## What to produce
Report how many lines contain "chevron". Give the number and nothing else.

## Data entries
===============

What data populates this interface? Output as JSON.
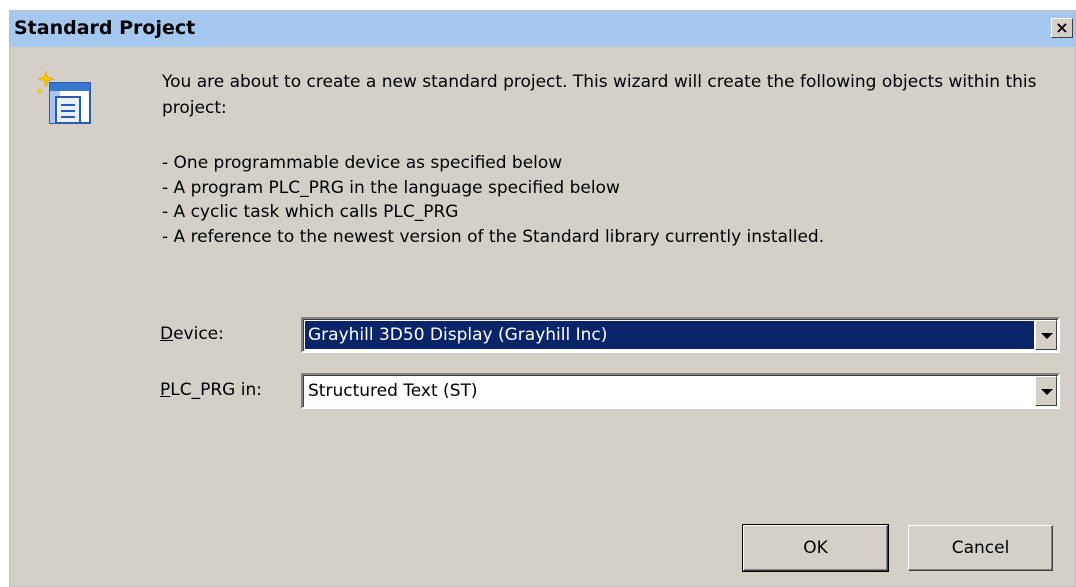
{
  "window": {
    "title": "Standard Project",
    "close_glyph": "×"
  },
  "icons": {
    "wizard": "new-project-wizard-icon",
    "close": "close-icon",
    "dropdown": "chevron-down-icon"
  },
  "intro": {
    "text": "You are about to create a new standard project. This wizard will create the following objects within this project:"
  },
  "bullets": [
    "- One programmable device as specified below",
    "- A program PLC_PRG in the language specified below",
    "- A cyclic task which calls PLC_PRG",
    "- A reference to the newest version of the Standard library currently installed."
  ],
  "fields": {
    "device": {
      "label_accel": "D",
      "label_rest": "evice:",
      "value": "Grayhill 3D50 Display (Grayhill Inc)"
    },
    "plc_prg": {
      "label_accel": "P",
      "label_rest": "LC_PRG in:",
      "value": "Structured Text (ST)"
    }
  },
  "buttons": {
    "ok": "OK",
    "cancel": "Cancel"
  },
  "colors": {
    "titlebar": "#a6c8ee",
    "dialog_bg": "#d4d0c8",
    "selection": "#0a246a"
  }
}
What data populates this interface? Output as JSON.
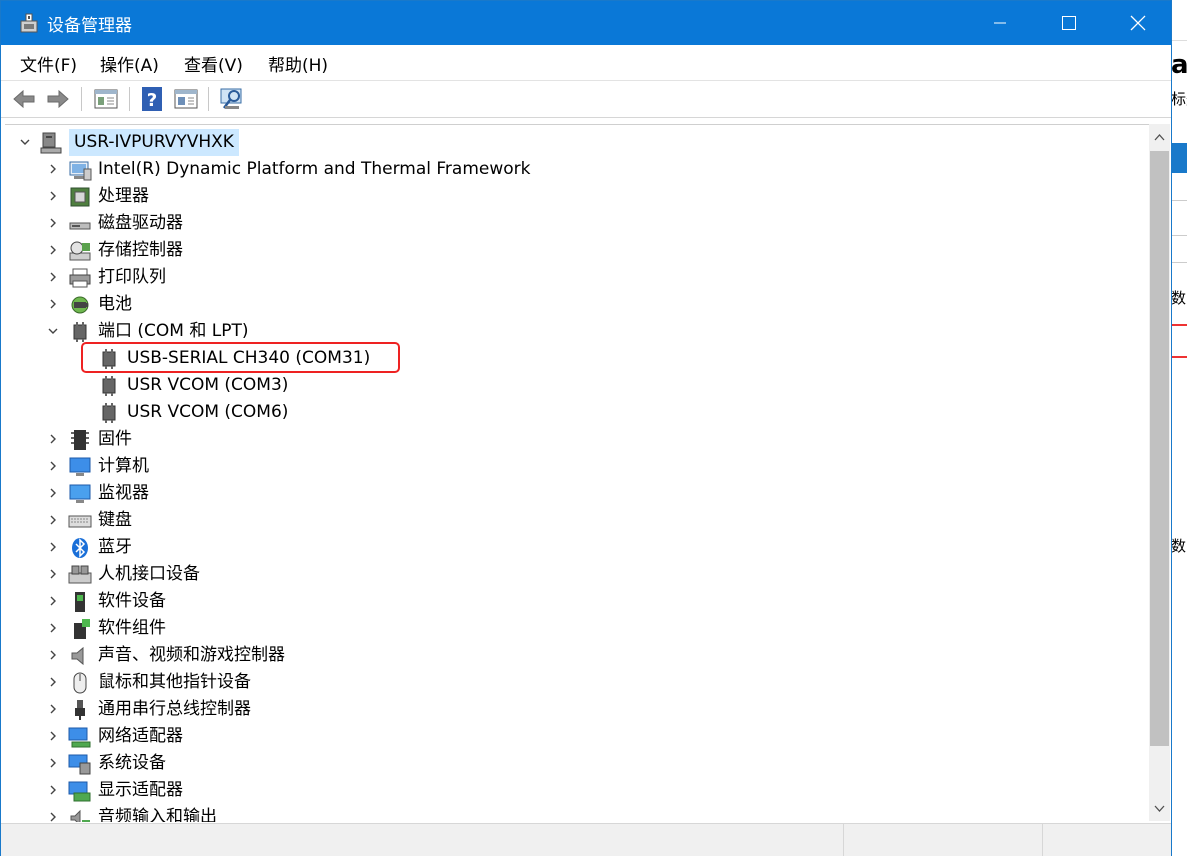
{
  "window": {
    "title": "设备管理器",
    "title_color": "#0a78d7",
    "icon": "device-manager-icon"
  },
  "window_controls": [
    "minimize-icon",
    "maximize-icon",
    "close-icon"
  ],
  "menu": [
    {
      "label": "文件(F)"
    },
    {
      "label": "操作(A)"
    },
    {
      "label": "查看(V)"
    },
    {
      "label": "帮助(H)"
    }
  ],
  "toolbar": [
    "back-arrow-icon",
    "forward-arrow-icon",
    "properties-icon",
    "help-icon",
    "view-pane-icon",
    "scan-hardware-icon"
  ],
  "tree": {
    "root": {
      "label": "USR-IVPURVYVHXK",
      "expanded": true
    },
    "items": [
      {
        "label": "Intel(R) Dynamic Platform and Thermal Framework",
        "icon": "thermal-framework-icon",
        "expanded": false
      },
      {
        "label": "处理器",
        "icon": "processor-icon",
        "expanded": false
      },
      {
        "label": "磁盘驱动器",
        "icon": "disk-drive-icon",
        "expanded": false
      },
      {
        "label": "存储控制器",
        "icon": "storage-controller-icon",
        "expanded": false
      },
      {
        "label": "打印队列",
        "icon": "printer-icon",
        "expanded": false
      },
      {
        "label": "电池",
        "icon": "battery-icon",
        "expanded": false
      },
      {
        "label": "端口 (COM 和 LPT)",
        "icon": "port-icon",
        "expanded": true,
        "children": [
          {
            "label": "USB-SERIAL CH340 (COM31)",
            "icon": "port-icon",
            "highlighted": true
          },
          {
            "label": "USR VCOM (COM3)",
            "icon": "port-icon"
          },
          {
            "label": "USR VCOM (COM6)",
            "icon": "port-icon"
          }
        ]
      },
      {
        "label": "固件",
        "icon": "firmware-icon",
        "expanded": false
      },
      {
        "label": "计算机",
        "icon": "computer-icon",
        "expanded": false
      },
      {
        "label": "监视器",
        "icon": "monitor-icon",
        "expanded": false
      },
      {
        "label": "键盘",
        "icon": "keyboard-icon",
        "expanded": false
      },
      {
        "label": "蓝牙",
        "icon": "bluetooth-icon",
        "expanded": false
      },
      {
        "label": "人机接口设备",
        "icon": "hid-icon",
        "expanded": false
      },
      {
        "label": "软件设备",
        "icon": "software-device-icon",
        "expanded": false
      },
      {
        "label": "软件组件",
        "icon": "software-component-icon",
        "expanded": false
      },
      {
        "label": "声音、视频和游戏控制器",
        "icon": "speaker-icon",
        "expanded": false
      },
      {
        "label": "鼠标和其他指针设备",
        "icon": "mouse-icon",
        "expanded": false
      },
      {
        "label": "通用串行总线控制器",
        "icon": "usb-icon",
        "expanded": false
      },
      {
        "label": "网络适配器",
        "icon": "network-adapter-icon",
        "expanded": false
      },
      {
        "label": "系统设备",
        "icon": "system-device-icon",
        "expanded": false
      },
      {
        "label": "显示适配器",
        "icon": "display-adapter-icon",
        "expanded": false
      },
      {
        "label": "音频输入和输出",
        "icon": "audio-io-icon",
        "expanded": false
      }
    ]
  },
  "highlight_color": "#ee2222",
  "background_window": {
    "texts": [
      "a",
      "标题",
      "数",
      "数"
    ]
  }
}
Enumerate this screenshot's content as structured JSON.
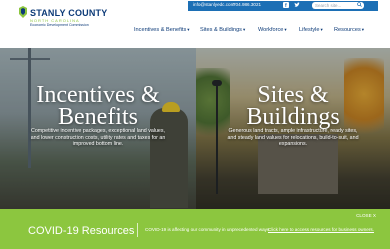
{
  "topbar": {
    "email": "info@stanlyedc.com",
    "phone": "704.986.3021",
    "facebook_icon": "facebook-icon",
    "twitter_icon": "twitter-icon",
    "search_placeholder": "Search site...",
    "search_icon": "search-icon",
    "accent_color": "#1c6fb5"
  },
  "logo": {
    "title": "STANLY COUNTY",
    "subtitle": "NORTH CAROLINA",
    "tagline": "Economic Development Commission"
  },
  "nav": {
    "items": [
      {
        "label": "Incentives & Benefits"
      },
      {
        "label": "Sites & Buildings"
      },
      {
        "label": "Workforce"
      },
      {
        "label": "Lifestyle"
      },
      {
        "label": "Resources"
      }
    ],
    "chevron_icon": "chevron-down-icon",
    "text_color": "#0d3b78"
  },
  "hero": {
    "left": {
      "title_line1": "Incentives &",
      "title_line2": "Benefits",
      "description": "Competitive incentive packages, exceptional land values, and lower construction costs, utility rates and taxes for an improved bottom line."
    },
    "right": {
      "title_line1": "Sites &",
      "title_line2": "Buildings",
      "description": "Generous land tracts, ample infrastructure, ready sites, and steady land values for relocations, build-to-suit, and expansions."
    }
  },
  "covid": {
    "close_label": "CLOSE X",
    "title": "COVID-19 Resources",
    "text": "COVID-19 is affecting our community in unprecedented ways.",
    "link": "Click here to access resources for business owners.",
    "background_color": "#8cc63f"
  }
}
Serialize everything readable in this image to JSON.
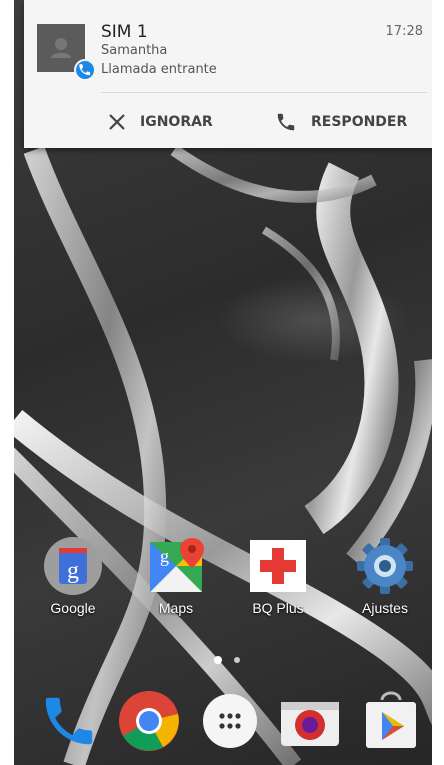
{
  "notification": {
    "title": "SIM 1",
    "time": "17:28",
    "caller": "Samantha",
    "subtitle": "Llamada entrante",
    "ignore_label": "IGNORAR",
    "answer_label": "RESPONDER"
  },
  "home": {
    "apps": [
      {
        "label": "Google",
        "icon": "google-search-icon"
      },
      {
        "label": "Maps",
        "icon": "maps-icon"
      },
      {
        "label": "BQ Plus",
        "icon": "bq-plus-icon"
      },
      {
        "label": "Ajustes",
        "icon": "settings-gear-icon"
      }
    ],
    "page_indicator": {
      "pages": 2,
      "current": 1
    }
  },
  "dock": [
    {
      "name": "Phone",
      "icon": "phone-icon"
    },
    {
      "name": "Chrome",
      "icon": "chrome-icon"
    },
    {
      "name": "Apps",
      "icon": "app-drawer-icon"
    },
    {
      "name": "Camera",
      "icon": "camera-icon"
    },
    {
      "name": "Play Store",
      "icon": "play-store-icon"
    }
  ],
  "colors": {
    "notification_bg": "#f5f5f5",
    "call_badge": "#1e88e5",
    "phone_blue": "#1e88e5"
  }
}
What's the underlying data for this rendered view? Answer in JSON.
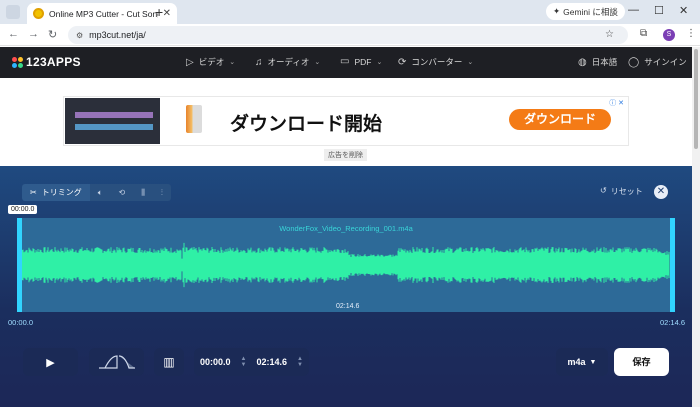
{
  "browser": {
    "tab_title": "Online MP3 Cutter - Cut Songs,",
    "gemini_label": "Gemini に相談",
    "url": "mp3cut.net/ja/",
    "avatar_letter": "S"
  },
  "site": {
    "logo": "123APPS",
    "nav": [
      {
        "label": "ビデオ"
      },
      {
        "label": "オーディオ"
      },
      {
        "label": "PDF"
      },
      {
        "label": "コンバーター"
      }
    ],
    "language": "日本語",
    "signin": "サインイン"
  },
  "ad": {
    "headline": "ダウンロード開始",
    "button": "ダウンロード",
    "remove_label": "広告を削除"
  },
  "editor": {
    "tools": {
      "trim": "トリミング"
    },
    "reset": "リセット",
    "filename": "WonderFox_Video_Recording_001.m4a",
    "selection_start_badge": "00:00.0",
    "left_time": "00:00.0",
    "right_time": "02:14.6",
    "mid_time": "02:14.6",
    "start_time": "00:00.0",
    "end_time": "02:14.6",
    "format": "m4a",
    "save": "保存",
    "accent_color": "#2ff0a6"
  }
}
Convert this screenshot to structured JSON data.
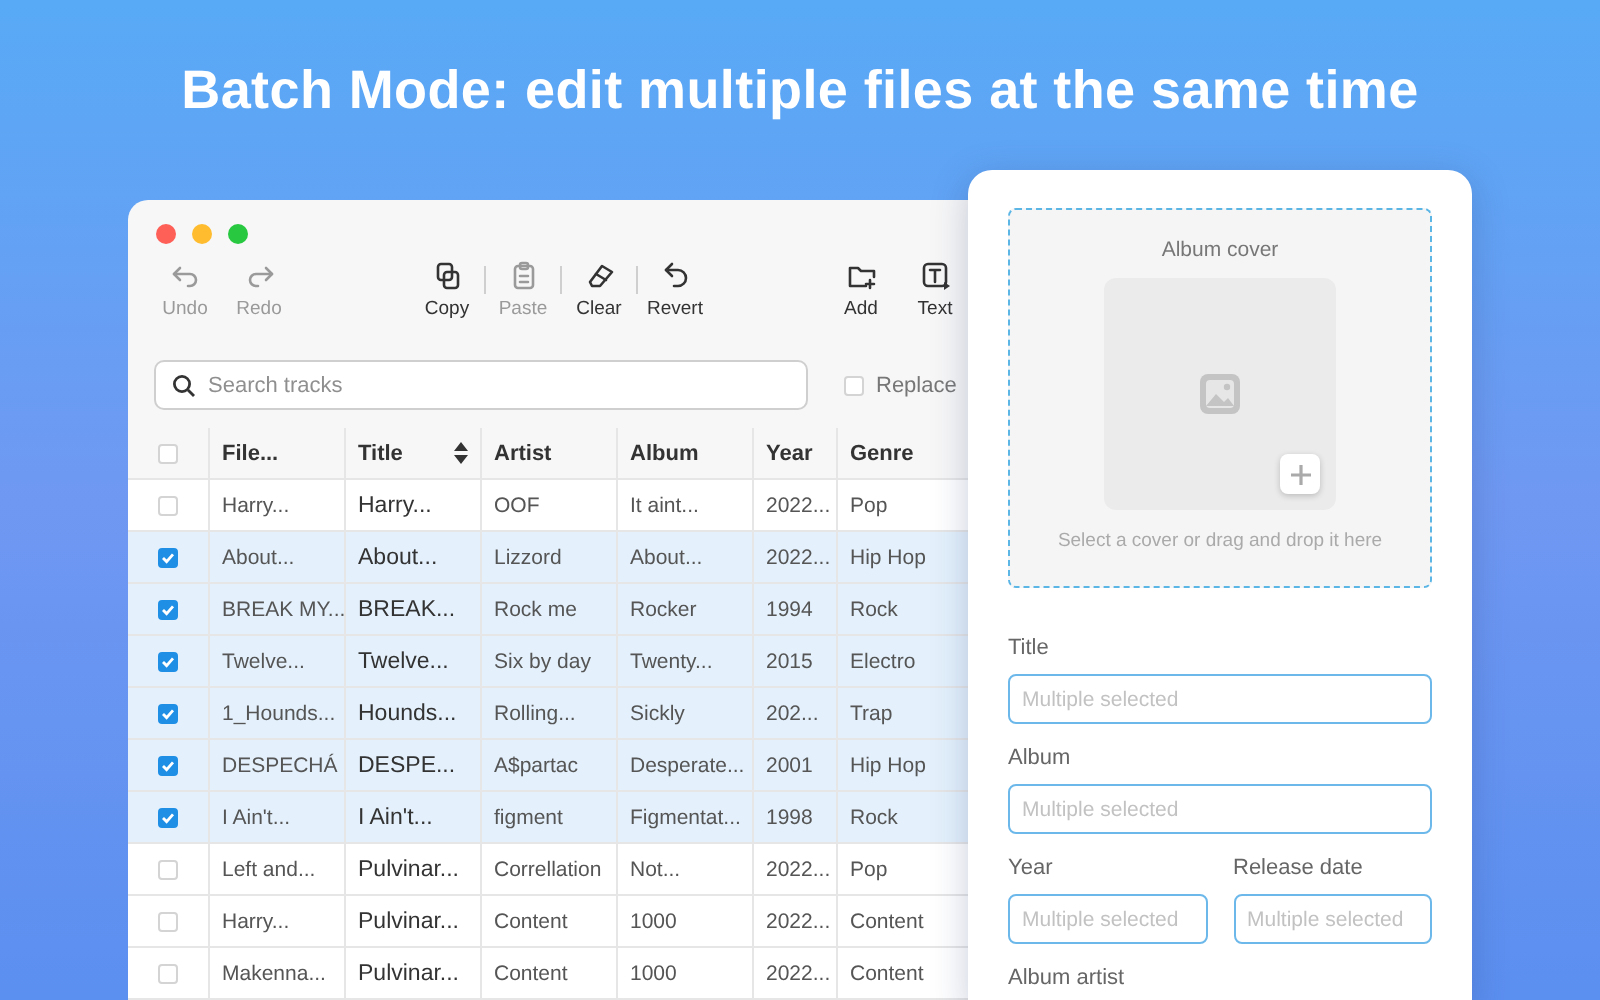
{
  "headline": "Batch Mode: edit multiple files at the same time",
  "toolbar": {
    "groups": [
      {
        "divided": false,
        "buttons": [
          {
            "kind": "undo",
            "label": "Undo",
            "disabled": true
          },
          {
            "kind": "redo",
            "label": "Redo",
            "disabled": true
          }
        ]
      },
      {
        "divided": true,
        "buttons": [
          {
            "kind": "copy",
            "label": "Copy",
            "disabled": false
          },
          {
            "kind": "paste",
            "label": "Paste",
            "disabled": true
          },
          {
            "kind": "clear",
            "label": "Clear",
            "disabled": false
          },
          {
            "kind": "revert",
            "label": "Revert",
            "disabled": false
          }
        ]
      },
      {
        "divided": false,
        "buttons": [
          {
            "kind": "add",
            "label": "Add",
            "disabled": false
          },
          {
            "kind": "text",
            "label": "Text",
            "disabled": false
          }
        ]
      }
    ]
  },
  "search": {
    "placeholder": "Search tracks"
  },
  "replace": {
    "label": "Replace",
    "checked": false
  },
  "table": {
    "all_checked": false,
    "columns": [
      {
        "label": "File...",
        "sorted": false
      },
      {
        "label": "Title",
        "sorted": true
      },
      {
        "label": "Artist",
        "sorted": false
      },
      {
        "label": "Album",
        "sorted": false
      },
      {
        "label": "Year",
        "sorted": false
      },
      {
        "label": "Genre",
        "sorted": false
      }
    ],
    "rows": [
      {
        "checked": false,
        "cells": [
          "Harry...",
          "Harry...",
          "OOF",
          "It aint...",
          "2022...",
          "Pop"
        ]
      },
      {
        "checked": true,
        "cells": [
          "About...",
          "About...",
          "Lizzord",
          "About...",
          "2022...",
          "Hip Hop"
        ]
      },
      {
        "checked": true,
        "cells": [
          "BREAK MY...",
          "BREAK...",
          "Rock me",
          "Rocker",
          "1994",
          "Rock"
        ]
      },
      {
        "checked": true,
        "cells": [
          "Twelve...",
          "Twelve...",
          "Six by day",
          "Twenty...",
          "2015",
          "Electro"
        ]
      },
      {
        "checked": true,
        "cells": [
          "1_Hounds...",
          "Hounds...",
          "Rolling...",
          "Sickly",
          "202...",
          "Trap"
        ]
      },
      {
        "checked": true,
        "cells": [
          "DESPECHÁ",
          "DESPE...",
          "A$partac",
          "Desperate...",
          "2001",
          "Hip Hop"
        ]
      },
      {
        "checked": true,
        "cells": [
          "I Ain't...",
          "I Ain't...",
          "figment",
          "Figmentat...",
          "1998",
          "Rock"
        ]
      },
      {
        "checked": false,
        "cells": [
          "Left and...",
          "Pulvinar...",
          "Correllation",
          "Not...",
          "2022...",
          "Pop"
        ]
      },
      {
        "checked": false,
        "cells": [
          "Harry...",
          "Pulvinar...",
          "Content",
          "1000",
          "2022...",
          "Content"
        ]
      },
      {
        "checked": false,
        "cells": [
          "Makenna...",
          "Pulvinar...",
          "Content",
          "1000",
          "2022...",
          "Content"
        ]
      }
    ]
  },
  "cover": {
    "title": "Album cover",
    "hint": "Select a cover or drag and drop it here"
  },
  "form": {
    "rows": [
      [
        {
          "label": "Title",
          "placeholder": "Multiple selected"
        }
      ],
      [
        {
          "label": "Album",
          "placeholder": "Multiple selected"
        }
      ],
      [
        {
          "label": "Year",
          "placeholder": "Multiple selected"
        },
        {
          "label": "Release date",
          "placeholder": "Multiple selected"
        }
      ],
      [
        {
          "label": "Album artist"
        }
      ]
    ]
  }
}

===============

## Answer below
2